Work to complete —
Print the full listing exactly.

--- Entries provided ---

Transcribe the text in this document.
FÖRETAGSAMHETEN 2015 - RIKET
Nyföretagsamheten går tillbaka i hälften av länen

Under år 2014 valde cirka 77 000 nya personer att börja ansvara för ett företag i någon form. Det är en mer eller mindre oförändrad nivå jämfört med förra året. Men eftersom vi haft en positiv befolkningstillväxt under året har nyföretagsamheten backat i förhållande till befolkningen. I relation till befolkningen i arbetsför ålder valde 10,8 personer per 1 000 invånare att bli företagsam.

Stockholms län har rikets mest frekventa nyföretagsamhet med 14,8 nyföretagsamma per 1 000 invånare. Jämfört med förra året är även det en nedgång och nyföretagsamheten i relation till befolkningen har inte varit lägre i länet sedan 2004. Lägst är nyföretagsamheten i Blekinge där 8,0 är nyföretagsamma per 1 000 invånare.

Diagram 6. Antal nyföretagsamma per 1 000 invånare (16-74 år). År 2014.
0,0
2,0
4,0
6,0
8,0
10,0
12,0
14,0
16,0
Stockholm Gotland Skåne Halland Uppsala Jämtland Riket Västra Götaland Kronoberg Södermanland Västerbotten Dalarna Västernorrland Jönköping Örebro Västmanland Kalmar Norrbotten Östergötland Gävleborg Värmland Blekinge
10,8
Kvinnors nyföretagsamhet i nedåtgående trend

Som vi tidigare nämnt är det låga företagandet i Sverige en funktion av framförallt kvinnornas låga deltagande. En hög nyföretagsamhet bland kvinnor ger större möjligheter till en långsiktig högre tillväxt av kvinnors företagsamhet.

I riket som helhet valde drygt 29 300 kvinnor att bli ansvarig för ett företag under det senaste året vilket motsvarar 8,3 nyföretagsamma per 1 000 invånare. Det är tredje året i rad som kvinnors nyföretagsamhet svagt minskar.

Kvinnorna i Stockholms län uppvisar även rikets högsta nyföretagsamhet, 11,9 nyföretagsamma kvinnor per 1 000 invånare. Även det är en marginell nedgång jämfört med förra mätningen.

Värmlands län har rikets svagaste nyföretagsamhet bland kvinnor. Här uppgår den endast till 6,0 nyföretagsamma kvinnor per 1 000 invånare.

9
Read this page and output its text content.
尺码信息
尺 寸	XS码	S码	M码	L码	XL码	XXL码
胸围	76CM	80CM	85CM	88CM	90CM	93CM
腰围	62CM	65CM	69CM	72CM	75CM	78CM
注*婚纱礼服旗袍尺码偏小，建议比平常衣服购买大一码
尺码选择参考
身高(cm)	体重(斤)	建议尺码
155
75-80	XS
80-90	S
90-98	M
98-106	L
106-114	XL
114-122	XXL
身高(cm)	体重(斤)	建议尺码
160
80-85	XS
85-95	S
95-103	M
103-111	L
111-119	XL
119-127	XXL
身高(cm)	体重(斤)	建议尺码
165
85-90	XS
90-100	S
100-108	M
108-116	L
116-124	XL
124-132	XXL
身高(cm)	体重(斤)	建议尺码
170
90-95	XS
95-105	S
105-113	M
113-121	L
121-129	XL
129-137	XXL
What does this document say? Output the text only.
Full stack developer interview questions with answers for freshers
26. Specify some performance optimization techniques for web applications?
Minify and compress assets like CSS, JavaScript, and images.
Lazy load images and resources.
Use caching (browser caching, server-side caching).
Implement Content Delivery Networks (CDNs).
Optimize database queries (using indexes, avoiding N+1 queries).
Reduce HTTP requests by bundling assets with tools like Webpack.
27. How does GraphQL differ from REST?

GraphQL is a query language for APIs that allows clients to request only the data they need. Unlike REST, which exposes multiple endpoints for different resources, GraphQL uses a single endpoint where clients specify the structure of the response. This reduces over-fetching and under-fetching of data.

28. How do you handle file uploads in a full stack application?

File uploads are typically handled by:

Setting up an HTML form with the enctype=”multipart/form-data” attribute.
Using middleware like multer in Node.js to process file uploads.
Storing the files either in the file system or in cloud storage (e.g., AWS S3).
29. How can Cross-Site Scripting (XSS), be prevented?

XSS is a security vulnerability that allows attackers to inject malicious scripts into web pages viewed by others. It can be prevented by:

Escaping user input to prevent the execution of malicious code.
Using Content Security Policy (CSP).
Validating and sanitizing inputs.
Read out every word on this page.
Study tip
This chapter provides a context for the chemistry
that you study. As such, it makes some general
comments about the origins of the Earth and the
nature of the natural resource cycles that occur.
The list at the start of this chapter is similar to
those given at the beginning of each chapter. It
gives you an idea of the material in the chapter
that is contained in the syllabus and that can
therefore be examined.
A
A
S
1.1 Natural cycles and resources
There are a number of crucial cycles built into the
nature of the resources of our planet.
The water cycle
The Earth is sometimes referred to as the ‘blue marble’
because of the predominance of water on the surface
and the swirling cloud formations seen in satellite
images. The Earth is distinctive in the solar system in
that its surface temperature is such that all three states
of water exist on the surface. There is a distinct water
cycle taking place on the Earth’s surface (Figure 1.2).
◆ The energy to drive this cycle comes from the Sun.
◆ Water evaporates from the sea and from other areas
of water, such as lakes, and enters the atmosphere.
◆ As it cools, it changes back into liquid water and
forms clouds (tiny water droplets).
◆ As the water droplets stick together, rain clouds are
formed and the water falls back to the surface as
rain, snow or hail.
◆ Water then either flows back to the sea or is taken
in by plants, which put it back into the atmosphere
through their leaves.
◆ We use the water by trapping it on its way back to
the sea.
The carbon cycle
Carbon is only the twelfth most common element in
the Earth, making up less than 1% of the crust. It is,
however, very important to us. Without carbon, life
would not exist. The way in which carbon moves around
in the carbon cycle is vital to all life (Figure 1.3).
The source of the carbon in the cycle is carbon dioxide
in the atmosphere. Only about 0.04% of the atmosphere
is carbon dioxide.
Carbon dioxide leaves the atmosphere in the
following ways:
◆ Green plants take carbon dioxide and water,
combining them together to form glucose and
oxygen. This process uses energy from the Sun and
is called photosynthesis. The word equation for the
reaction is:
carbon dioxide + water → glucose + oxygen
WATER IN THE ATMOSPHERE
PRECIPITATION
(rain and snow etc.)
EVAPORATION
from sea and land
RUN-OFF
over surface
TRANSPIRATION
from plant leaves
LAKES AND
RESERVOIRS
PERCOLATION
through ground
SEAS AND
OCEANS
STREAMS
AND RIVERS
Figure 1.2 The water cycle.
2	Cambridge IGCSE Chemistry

---

Finished answer —
Transcribe the text in this document.
FÖRETAGSAMHETEN 2015 - RIKET
Nyföretagsamheten går tillbaka i hälften av länen

Under år 2014 valde cirka 77 000 nya personer att börja ansvara för ett företag i någon form. Det är en mer eller mindre oförändrad nivå jämfört med förra året. Men eftersom vi haft en positiv befolkningstillväxt under året har nyföretagsamheten backat i förhållande till befolkningen. I relation till befolkningen i arbetsför ålder valde 10,8 personer per 1 000 invånare att bli företagsam.

Stockholms län har rikets mest frekventa nyföretagsamhet med 14,8 nyföretagsamma per 1 000 invånare. Jämfört med förra året är även det en nedgång och nyföretagsamheten i relation till befolkningen har inte varit lägre i länet sedan 2004. Lägst är nyföretagsamheten i Blekinge där 8,0 är nyföretagsamma per 1 000 invånare.

Diagram 6. Antal nyföretagsamma per 1 000 invånare (16-74 år). År 2014.
0,0
2,0
4,0
6,0
8,0
10,0
12,0
14,0
16,0
Stockholm Gotland Skåne Halland Uppsala Jämtland Riket Västra Götaland Kronoberg Södermanland Västerbotten Dalarna Västernorrland Jönköping Örebro Västmanland Kalmar Norrbotten Östergötland Gävleborg Värmland Blekinge
10,8
Kvinnors nyföretagsamhet i nedåtgående trend

Som vi tidigare nämnt är det låga företagandet i Sverige en funktion av framförallt kvinnornas låga deltagande. En hög nyföretagsamhet bland kvinnor ger större möjligheter till en långsiktig högre tillväxt av kvinnors företagsamhet.

I riket som helhet valde drygt 29 300 kvinnor att bli ansvarig för ett företag under det senaste året vilket motsvarar 8,3 nyföretagsamma per 1 000 invånare. Det är tredje året i rad som kvinnors nyföretagsamhet svagt minskar.

Kvinnorna i Stockholms län uppvisar även rikets högsta nyföretagsamhet, 11,9 nyföretagsamma kvinnor per 1 000 invånare. Även det är en marginell nedgång jämfört med förra mätningen.

Värmlands län har rikets svagaste nyföretagsamhet bland kvinnor. Här uppgår den endast till 6,0 nyföretagsamma kvinnor per 1 000 invånare.

9
Read this page and output its text content.
尺码信息
尺 寸	XS码	S码	M码	L码	XL码	XXL码
胸围	76CM	80CM	85CM	88CM	90CM	93CM
腰围	62CM	65CM	69CM	72CM	75CM	78CM
注*婚纱礼服旗袍尺码偏小，建议比平常衣服购买大一码
尺码选择参考
身高(cm)	体重(斤)	建议尺码
155
75-80	XS
80-90	S
90-98	M
98-106	L
106-114	XL
114-122	XXL
身高(cm)	体重(斤)	建议尺码
160
80-85	XS
85-95	S
95-103	M
103-111	L
111-119	XL
119-127	XXL
身高(cm)	体重(斤)	建议尺码
165
85-90	XS
90-100	S
100-108	M
108-116	L
116-124	XL
124-132	XXL
身高(cm)	体重(斤)	建议尺码
170
90-95	XS
95-105	S
105-113	M
113-121	L
121-129	XL
129-137	XXL
What does this document say? Output the text only.
Full stack developer interview questions with answers for freshers
26. Specify some performance optimization techniques for web applications?
Minify and compress assets like CSS, JavaScript, and images.
Lazy load images and resources.
Use caching (browser caching, server-side caching).
Implement Content Delivery Networks (CDNs).
Optimize database queries (using indexes, avoiding N+1 queries).
Reduce HTTP requests by bundling assets with tools like Webpack.
27. How does GraphQL differ from REST?

GraphQL is a query language for APIs that allows clients to request only the data they need. Unlike REST, which exposes multiple endpoints for different resources, GraphQL uses a single endpoint where clients specify the structure of the response. This reduces over-fetching and under-fetching of data.

28. How do you handle file uploads in a full stack application?

File uploads are typically handled by:

Setting up an HTML form with the enctype=”multipart/form-data” attribute.
Using middleware like multer in Node.js to process file uploads.
Storing the files either in the file system or in cloud storage (e.g., AWS S3).
29. How can Cross-Site Scripting (XSS), be prevented?

XSS is a security vulnerability that allows attackers to inject malicious scripts into web pages viewed by others. It can be prevented by:

Escaping user input to prevent the execution of malicious code.
Using Content Security Policy (CSP).
Validating and sanitizing inputs.
Read out every word on this page.
Study tip
This chapter provides a context for the chemistry
that you study. As such, it makes some general
comments about the origins of the Earth and the
nature of the natural resource cycles that occur.
The list at the start of this chapter is similar to
those given at the beginning of each chapter. It
gives you an idea of the material in the chapter
that is contained in the syllabus and that can
therefore be examined.
A
A
S
1.1 Natural cycles and resources
There are a number of crucial cycles built into the
nature of the resources of our planet.
The water cycle
The Earth is sometimes referred to as the ‘blue marble’
because of the predominance of water on the surface
and the swirling cloud formations seen in satellite
images. The Earth is distinctive in the solar system in
that its surface temperature is such that all three states
of water exist on the surface. There is a distinct water
cycle taking place on the Earth’s surface (Figure 1.2).
◆ The energy to drive this cycle comes from the Sun.
◆ Water evaporates from the sea and from other areas
of water, such as lakes, and enters the atmosphere.
◆ As it cools, it changes back into liquid water and
forms clouds (tiny water droplets).
◆ As the water droplets stick together, rain clouds are
formed and the water falls back to the surface as
rain, snow or hail.
◆ Water then either flows back to the sea or is taken
in by plants, which put it back into the atmosphere
through their leaves.
◆ We use the water by trapping it on its way back to
the sea.
The carbon cycle
Carbon is only the twelfth most common element in
the Earth, making up less than 1% of the crust. It is,
however, very important to us. Without carbon, life
would not exist. The way in which carbon moves around
in the carbon cycle is vital to all life (Figure 1.3).
The source of the carbon in the cycle is carbon dioxide
in the atmosphere. Only about 0.04% of the atmosphere
is carbon dioxide.
Carbon dioxide leaves the atmosphere in the
following ways:
◆ Green plants take carbon dioxide and water,
combining them together to form glucose and
oxygen. This process uses energy from the Sun and
is called photosynthesis. The word equation for the
reaction is:
carbon dioxide + water → glucose + oxygen
WATER IN THE ATMOSPHERE
PRECIPITATION
(rain and snow etc.)
EVAPORATION
from sea and land
RUN-OFF
over surface
TRANSPIRATION
from plant leaves
LAKES AND
RESERVOIRS
PERCOLATION
through ground
SEAS AND
OCEANS
STREAMS
AND RIVERS
Figure 1.2 The water cycle.
2	Cambridge IGCSE Chemistry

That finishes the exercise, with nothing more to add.